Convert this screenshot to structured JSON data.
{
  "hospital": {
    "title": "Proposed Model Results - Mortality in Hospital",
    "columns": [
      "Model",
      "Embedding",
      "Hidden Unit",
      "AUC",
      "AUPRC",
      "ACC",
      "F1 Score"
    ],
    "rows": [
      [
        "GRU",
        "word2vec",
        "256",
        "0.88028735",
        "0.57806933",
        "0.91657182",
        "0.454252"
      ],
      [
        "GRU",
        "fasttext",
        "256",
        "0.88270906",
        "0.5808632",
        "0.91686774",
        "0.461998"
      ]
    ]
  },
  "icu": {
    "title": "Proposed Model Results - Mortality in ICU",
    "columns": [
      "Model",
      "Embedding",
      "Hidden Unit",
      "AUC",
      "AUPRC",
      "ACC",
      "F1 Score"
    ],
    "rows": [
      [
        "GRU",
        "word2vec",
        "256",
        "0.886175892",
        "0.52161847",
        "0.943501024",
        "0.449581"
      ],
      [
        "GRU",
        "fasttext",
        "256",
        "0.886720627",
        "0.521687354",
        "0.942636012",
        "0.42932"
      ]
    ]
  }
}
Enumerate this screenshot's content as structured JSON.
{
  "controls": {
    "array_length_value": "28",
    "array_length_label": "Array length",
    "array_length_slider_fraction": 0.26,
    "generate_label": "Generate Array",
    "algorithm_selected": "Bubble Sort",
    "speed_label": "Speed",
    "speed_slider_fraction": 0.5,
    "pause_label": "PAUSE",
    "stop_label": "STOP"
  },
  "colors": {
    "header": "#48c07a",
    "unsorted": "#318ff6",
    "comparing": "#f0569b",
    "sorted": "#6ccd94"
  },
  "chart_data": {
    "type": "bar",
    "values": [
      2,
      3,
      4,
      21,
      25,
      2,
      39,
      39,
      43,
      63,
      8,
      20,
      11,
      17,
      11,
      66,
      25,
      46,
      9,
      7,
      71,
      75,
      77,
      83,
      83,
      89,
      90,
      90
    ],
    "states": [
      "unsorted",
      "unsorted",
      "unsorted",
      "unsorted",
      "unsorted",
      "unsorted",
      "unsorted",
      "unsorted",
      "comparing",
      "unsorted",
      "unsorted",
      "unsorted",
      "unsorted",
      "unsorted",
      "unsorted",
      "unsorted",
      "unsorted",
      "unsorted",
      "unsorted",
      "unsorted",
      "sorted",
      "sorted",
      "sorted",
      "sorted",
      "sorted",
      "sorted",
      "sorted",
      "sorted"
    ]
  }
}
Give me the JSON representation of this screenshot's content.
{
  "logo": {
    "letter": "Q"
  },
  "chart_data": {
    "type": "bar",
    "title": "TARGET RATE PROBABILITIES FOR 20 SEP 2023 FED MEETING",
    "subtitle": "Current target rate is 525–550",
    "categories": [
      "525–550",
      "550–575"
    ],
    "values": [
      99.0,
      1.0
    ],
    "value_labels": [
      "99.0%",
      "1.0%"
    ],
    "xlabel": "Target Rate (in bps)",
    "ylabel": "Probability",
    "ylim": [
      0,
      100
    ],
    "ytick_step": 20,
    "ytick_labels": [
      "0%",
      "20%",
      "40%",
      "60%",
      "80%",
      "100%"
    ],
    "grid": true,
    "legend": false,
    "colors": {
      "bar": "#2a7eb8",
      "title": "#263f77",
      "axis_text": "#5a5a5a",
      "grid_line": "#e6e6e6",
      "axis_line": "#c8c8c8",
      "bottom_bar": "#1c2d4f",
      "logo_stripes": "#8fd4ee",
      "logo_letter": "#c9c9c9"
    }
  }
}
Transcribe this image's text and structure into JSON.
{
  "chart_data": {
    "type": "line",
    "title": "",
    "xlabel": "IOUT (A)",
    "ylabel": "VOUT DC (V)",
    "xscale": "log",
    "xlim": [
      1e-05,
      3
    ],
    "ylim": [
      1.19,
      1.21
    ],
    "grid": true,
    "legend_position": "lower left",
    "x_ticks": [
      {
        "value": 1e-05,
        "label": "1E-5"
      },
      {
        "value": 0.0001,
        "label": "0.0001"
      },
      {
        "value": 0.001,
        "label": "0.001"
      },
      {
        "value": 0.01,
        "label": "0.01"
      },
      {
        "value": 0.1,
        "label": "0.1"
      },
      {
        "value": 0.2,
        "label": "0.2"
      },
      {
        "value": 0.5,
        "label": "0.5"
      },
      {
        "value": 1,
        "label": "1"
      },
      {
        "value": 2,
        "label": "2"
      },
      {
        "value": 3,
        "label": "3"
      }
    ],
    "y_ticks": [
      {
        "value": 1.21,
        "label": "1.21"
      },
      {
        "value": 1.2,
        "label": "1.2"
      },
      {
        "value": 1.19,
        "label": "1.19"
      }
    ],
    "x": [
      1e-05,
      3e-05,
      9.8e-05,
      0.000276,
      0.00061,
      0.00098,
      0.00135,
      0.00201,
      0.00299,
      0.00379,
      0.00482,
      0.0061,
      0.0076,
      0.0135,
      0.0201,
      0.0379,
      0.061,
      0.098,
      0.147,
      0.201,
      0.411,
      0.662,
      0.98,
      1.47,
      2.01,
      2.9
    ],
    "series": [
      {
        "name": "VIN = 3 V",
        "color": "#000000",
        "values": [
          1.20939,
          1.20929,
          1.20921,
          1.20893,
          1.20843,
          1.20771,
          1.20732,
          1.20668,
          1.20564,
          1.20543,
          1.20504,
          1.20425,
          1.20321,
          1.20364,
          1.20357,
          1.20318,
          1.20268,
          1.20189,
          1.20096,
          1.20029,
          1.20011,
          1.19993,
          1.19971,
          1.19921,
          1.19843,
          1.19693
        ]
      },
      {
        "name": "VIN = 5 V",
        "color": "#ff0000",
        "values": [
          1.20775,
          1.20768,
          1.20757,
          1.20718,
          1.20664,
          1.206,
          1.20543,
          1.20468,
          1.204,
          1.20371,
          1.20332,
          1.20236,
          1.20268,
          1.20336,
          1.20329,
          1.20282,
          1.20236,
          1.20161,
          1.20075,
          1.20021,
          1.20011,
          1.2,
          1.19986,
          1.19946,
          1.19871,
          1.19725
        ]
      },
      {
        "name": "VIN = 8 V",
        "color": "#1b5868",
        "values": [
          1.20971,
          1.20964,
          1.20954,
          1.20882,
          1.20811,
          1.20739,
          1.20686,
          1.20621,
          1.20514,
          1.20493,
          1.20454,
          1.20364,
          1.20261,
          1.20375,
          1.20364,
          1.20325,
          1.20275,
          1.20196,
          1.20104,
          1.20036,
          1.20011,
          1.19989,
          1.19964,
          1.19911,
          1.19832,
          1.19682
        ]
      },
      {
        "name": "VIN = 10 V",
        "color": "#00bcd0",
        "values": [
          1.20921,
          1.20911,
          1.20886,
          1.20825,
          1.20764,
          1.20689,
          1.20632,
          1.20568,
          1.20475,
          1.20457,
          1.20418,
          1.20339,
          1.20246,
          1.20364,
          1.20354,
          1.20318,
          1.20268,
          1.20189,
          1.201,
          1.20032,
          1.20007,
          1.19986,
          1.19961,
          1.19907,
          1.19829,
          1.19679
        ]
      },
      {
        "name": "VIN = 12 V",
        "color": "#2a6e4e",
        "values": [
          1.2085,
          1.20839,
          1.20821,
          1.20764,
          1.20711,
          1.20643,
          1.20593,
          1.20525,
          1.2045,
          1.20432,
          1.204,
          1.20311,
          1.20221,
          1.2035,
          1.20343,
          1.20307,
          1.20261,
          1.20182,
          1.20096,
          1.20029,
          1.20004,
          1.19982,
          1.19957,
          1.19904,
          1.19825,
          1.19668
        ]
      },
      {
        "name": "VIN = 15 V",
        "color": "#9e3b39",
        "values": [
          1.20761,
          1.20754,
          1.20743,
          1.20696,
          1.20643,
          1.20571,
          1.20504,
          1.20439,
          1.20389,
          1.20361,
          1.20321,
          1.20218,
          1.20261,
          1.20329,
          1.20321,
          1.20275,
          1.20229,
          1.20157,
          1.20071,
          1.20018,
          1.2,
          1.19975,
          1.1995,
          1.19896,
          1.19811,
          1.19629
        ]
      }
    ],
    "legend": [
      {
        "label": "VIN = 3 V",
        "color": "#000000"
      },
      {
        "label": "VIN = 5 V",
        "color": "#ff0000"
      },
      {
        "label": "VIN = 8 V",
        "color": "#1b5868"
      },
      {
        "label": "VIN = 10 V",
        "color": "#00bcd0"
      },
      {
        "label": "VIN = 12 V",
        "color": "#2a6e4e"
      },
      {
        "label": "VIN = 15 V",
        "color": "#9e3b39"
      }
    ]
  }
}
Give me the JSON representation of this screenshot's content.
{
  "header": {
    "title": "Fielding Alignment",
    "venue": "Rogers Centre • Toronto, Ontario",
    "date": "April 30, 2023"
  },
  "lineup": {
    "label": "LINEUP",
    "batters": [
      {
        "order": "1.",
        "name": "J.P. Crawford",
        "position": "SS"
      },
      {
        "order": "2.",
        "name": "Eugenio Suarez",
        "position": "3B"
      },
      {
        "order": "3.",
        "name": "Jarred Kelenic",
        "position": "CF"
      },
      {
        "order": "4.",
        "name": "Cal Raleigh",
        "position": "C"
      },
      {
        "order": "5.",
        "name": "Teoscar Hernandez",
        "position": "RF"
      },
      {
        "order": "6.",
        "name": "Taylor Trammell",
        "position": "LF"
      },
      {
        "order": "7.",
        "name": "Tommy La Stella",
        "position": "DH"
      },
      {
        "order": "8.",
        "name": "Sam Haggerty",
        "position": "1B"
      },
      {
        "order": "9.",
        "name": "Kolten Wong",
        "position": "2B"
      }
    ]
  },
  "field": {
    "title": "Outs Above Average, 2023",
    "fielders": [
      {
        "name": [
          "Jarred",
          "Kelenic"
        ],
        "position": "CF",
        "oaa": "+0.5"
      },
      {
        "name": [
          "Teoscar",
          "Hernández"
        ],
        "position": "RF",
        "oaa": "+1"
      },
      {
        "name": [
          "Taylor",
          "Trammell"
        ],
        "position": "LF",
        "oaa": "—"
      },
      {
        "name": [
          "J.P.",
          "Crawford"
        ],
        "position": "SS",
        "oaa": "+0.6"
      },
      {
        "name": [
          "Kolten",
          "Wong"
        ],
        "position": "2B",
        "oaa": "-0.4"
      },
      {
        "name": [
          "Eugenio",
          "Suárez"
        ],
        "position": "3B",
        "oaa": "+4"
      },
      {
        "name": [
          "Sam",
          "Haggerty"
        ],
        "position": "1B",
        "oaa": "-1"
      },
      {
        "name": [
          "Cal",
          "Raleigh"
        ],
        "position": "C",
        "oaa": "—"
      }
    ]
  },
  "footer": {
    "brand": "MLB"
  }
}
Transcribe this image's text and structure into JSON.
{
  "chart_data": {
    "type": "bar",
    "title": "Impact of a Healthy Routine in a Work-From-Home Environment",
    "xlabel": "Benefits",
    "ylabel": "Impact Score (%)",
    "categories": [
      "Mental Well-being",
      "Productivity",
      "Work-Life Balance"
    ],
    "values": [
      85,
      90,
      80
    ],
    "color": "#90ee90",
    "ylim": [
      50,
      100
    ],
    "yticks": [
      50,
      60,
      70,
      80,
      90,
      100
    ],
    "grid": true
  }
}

***

### What you are asked to do:
Copy every line of the records above that holds the word "structured".

### Task answer:
Convert this screenshot to structured JSON data.
Enumerate this screenshot's content as structured JSON.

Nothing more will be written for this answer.